Given request:
Select each line where the word "населению" appears.

[start Data to use]

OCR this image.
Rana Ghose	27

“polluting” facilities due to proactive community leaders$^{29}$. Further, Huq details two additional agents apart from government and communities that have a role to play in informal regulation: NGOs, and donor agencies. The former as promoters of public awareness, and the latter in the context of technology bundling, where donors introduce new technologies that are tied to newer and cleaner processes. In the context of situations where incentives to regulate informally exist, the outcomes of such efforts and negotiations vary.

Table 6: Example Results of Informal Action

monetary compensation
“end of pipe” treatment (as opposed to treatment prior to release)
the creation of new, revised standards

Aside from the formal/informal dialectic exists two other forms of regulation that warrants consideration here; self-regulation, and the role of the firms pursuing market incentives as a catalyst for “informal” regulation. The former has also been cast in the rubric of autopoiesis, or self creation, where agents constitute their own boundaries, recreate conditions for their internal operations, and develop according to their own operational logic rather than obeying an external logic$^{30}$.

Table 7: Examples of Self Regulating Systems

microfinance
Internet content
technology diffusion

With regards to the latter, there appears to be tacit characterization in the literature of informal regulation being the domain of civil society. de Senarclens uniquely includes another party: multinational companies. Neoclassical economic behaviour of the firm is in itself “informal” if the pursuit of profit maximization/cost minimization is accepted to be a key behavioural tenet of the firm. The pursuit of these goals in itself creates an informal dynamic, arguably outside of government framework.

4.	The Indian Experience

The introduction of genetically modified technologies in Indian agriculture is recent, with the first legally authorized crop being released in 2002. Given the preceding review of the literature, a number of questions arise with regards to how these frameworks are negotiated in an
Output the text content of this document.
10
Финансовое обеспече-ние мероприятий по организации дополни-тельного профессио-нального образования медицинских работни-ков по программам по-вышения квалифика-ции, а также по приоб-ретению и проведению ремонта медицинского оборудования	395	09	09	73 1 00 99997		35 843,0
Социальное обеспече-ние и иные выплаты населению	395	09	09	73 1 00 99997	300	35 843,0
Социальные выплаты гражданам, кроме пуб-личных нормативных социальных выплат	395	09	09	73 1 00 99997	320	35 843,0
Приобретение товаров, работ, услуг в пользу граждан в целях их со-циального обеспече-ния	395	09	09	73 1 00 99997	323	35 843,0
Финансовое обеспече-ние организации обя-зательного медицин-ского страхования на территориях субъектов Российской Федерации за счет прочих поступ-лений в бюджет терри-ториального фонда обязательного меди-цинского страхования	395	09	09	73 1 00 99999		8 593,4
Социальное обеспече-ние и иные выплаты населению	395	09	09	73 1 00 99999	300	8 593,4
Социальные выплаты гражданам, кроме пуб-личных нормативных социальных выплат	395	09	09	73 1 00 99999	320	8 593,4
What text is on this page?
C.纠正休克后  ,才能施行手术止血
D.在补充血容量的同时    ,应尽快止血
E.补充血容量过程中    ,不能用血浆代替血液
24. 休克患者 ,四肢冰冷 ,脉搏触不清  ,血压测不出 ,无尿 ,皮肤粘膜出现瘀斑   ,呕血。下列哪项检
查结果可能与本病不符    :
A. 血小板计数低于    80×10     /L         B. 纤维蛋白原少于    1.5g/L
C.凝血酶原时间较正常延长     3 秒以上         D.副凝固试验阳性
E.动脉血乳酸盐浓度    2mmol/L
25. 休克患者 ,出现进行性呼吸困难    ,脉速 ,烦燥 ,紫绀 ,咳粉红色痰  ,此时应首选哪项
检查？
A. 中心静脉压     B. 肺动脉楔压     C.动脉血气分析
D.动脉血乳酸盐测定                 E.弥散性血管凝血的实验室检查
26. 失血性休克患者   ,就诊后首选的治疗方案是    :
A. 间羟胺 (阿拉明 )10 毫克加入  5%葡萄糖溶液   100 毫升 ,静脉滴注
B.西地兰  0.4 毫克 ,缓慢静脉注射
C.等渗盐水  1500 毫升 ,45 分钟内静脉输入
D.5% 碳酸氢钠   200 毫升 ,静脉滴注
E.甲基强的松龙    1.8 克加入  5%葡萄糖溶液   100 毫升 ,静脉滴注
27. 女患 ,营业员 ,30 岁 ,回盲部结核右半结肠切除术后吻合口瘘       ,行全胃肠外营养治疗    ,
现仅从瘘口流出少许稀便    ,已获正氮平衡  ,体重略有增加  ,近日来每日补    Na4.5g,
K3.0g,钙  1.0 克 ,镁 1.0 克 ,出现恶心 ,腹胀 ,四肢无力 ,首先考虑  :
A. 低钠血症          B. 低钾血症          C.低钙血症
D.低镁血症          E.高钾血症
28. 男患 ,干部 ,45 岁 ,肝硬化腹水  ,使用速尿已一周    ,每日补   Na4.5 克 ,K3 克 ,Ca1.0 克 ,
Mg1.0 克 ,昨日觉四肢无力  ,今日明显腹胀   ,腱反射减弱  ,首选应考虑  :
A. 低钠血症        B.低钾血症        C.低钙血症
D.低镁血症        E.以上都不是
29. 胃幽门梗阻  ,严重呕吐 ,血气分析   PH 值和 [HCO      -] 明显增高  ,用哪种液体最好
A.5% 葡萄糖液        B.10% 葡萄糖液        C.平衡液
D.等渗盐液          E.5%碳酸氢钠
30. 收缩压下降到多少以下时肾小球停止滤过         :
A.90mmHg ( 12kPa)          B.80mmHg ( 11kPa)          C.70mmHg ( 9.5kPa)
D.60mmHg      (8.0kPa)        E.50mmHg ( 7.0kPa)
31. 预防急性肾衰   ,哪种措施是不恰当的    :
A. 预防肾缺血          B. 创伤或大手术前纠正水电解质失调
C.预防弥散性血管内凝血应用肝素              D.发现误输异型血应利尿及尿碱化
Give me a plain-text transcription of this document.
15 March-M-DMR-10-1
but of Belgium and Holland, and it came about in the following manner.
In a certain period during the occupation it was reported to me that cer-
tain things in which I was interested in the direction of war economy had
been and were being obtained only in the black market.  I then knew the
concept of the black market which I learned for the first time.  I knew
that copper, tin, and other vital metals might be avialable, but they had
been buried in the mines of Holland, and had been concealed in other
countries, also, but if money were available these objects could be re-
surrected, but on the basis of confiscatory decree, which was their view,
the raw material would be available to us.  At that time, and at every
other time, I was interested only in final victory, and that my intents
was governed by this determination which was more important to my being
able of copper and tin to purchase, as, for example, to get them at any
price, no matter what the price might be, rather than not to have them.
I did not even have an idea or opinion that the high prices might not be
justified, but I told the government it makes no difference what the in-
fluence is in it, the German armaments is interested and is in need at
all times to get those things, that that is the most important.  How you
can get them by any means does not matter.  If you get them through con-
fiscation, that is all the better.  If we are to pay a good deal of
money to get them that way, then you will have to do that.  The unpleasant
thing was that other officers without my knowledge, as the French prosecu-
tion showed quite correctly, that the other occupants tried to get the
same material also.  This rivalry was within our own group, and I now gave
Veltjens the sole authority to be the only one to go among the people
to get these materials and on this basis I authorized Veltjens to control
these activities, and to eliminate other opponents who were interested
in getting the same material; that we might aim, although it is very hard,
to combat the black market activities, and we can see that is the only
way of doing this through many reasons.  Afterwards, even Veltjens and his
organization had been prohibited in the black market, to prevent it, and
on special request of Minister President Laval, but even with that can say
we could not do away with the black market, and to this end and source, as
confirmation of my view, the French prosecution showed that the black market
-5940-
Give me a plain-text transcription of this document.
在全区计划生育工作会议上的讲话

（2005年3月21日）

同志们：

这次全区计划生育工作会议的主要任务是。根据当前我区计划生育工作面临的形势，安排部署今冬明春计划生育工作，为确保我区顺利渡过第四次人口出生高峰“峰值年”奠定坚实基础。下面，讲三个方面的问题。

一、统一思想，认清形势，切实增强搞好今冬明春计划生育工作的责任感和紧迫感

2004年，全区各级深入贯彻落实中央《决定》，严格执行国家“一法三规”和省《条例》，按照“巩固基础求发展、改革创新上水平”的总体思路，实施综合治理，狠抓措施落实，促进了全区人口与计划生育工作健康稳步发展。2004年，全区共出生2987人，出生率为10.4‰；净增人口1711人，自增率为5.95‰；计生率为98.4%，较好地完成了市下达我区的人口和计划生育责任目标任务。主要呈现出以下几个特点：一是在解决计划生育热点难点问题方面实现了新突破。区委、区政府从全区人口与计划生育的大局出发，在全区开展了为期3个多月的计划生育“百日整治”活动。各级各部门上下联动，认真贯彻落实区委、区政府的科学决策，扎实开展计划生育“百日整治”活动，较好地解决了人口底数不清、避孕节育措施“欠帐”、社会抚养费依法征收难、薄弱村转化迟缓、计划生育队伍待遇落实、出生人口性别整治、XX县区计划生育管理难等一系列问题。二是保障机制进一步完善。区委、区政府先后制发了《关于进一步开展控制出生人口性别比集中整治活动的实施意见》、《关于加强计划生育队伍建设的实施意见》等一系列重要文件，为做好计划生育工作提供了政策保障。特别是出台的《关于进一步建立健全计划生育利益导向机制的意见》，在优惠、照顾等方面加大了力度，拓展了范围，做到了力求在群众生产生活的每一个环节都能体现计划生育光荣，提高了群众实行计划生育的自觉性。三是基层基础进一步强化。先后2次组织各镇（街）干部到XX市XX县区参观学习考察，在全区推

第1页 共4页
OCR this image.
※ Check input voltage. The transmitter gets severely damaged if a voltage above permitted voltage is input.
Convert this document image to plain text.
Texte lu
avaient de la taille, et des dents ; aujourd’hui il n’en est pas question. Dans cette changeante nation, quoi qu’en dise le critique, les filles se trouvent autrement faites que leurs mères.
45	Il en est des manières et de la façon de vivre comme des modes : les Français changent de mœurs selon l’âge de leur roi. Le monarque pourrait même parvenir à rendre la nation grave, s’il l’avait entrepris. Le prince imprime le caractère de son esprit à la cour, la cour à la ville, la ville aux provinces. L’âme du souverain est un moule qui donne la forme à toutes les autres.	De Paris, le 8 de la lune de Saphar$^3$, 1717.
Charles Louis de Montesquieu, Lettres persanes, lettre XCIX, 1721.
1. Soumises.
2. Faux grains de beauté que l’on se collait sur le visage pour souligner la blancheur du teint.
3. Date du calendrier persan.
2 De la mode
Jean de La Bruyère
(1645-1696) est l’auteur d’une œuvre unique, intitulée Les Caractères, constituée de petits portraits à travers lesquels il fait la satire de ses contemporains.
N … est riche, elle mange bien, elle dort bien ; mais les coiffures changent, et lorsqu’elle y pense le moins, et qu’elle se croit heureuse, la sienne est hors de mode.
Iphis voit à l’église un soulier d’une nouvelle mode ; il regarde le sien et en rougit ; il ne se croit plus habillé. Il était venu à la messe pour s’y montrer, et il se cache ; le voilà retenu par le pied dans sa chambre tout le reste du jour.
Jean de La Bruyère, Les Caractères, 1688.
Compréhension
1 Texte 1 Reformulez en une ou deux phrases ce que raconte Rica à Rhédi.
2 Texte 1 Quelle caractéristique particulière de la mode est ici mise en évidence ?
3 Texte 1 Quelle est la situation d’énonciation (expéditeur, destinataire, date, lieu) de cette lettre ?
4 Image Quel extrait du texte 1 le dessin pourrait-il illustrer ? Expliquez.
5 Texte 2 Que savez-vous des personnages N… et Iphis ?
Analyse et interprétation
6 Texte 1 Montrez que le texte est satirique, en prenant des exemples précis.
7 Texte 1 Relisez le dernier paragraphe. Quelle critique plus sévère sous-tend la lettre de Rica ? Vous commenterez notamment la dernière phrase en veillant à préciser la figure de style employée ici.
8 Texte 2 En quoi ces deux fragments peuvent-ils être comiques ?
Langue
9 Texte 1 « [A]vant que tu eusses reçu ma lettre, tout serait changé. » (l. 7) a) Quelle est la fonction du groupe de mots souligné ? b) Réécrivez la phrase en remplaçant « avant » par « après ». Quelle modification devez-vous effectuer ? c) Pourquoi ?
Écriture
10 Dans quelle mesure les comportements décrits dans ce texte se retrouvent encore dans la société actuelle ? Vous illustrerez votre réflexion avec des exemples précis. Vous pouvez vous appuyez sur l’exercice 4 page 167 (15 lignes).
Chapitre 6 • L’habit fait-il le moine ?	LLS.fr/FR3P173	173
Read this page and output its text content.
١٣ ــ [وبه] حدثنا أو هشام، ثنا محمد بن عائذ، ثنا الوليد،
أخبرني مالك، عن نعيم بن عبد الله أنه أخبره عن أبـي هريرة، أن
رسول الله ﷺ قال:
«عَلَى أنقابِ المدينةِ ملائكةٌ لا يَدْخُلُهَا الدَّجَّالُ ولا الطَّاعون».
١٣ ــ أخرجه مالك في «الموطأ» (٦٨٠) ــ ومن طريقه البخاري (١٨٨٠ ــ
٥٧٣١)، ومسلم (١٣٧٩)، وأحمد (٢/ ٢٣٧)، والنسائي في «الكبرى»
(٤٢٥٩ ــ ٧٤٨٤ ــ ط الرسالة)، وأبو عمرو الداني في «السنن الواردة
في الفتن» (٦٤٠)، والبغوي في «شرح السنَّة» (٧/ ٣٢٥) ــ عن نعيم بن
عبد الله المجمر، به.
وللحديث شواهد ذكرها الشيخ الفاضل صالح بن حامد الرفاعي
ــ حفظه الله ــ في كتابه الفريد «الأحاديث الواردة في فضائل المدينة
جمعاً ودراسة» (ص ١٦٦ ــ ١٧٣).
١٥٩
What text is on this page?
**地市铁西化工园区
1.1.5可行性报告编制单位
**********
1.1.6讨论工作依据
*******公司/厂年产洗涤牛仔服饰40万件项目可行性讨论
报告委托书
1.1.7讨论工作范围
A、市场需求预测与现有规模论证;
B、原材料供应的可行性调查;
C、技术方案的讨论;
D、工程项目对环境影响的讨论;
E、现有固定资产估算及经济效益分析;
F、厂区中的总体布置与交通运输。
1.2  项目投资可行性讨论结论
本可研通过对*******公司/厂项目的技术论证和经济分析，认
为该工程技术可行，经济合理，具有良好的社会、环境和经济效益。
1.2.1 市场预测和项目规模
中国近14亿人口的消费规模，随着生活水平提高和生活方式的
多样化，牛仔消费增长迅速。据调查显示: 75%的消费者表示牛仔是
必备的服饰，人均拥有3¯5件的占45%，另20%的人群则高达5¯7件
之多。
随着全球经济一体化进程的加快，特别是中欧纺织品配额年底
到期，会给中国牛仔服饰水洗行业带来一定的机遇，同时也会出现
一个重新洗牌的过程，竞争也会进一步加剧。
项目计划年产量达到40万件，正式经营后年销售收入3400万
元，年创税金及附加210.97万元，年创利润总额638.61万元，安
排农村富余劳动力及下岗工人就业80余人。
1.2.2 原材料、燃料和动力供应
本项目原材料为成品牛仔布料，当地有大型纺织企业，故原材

[end Data to use]

Complete answer:
Социальное обеспече-ние и иные выплаты населению	395	09	09	73 1 00 99997	300	35 843,0
Социальное обеспече-ние и иные выплаты населению	395	09	09	73 1 00 99999	300	8 593,4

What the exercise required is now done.